* START *

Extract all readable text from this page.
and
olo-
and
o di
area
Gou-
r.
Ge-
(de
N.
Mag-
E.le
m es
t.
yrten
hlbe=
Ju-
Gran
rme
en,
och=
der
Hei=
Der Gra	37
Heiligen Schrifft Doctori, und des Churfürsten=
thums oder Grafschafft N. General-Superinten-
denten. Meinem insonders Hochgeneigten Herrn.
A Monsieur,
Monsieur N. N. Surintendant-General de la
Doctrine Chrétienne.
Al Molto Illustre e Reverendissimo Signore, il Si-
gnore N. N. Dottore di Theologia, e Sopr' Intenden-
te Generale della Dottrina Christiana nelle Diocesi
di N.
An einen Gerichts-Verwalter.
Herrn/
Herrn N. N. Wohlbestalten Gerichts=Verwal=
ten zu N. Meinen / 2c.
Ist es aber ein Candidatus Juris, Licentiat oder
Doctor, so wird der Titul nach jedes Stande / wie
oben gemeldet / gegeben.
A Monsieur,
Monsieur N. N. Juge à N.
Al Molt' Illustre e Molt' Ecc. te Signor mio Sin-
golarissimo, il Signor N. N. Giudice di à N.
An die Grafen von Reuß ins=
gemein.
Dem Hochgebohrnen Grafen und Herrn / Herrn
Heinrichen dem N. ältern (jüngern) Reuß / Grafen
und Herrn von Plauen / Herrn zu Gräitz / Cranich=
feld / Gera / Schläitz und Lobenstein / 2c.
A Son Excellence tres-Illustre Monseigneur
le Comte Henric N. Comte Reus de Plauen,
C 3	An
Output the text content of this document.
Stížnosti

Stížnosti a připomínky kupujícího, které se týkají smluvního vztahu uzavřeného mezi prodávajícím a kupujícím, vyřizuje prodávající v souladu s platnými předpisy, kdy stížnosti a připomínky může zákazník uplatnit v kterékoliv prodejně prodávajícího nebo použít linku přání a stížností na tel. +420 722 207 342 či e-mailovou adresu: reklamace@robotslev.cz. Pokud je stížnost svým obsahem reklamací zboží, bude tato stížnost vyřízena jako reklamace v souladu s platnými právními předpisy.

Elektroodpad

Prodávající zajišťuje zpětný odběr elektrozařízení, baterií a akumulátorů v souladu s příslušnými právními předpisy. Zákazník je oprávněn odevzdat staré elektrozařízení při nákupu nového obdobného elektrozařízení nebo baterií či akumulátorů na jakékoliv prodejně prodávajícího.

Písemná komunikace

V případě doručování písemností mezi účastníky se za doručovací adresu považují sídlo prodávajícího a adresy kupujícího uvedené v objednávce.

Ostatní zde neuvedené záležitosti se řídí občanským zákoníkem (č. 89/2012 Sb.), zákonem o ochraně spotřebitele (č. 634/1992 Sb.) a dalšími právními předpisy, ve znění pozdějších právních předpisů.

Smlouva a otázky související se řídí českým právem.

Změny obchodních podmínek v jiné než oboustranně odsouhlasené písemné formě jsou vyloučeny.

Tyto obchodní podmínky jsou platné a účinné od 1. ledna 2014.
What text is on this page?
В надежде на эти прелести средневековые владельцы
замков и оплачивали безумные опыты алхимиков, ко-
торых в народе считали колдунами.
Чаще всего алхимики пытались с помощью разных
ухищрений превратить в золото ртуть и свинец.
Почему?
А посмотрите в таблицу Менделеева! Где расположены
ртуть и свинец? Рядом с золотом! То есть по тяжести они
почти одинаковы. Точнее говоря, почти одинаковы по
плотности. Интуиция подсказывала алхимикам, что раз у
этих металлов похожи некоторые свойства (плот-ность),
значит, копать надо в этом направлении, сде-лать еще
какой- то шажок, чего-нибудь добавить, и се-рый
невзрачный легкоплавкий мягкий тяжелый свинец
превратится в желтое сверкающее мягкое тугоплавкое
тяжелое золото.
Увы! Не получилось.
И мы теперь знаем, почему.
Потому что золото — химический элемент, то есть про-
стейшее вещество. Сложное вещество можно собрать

* END *

## Task objective
Reproduce the entries above in full by retyping them exactly.

## Task answer
Extract all readable text from this page.
and
olo-
and
o di
area
Gou-
r.
Ge-
(de
N.
Mag-
E.le
m es
t.
yrten
hlbe=
Ju-
Gran
rme
en,
och=
der
Hei=
Der Gra	37
Heiligen Schrifft Doctori, und des Churfürsten=
thums oder Grafschafft N. General-Superinten-
denten. Meinem insonders Hochgeneigten Herrn.
A Monsieur,
Monsieur N. N. Surintendant-General de la
Doctrine Chrétienne.
Al Molto Illustre e Reverendissimo Signore, il Si-
gnore N. N. Dottore di Theologia, e Sopr' Intenden-
te Generale della Dottrina Christiana nelle Diocesi
di N.
An einen Gerichts-Verwalter.
Herrn/
Herrn N. N. Wohlbestalten Gerichts=Verwal=
ten zu N. Meinen / 2c.
Ist es aber ein Candidatus Juris, Licentiat oder
Doctor, so wird der Titul nach jedes Stande / wie
oben gemeldet / gegeben.
A Monsieur,
Monsieur N. N. Juge à N.
Al Molt' Illustre e Molt' Ecc. te Signor mio Sin-
golarissimo, il Signor N. N. Giudice di à N.
An die Grafen von Reuß ins=
gemein.
Dem Hochgebohrnen Grafen und Herrn / Herrn
Heinrichen dem N. ältern (jüngern) Reuß / Grafen
und Herrn von Plauen / Herrn zu Gräitz / Cranich=
feld / Gera / Schläitz und Lobenstein / 2c.
A Son Excellence tres-Illustre Monseigneur
le Comte Henric N. Comte Reus de Plauen,
C 3	An
Output the text content of this document.
Stížnosti

Stížnosti a připomínky kupujícího, které se týkají smluvního vztahu uzavřeného mezi prodávajícím a kupujícím, vyřizuje prodávající v souladu s platnými předpisy, kdy stížnosti a připomínky může zákazník uplatnit v kterékoliv prodejně prodávajícího nebo použít linku přání a stížností na tel. +420 722 207 342 či e-mailovou adresu: reklamace@robotslev.cz. Pokud je stížnost svým obsahem reklamací zboží, bude tato stížnost vyřízena jako reklamace v souladu s platnými právními předpisy.

Elektroodpad

Prodávající zajišťuje zpětný odběr elektrozařízení, baterií a akumulátorů v souladu s příslušnými právními předpisy. Zákazník je oprávněn odevzdat staré elektrozařízení při nákupu nového obdobného elektrozařízení nebo baterií či akumulátorů na jakékoliv prodejně prodávajícího.

Písemná komunikace

V případě doručování písemností mezi účastníky se za doručovací adresu považují sídlo prodávajícího a adresy kupujícího uvedené v objednávce.

Ostatní zde neuvedené záležitosti se řídí občanským zákoníkem (č. 89/2012 Sb.), zákonem o ochraně spotřebitele (č. 634/1992 Sb.) a dalšími právními předpisy, ve znění pozdějších právních předpisů.

Smlouva a otázky související se řídí českým právem.

Změny obchodních podmínek v jiné než oboustranně odsouhlasené písemné formě jsou vyloučeny.

Tyto obchodní podmínky jsou platné a účinné od 1. ledna 2014.
What text is on this page?
В надежде на эти прелести средневековые владельцы
замков и оплачивали безумные опыты алхимиков, ко-
торых в народе считали колдунами.
Чаще всего алхимики пытались с помощью разных
ухищрений превратить в золото ртуть и свинец.
Почему?
А посмотрите в таблицу Менделеева! Где расположены
ртуть и свинец? Рядом с золотом! То есть по тяжести они
почти одинаковы. Точнее говоря, почти одинаковы по
плотности. Интуиция подсказывала алхимикам, что раз у
этих металлов похожи некоторые свойства (плот-ность),
значит, копать надо в этом направлении, сде-лать еще
какой- то шажок, чего-нибудь добавить, и се-рый
невзрачный легкоплавкий мягкий тяжелый свинец
превратится в желтое сверкающее мягкое тугоплавкое
тяжелое золото.
Увы! Не получилось.
И мы теперь знаем, почему.
Потому что золото — химический элемент, то есть про-
стейшее вещество. Сложное вещество можно собрать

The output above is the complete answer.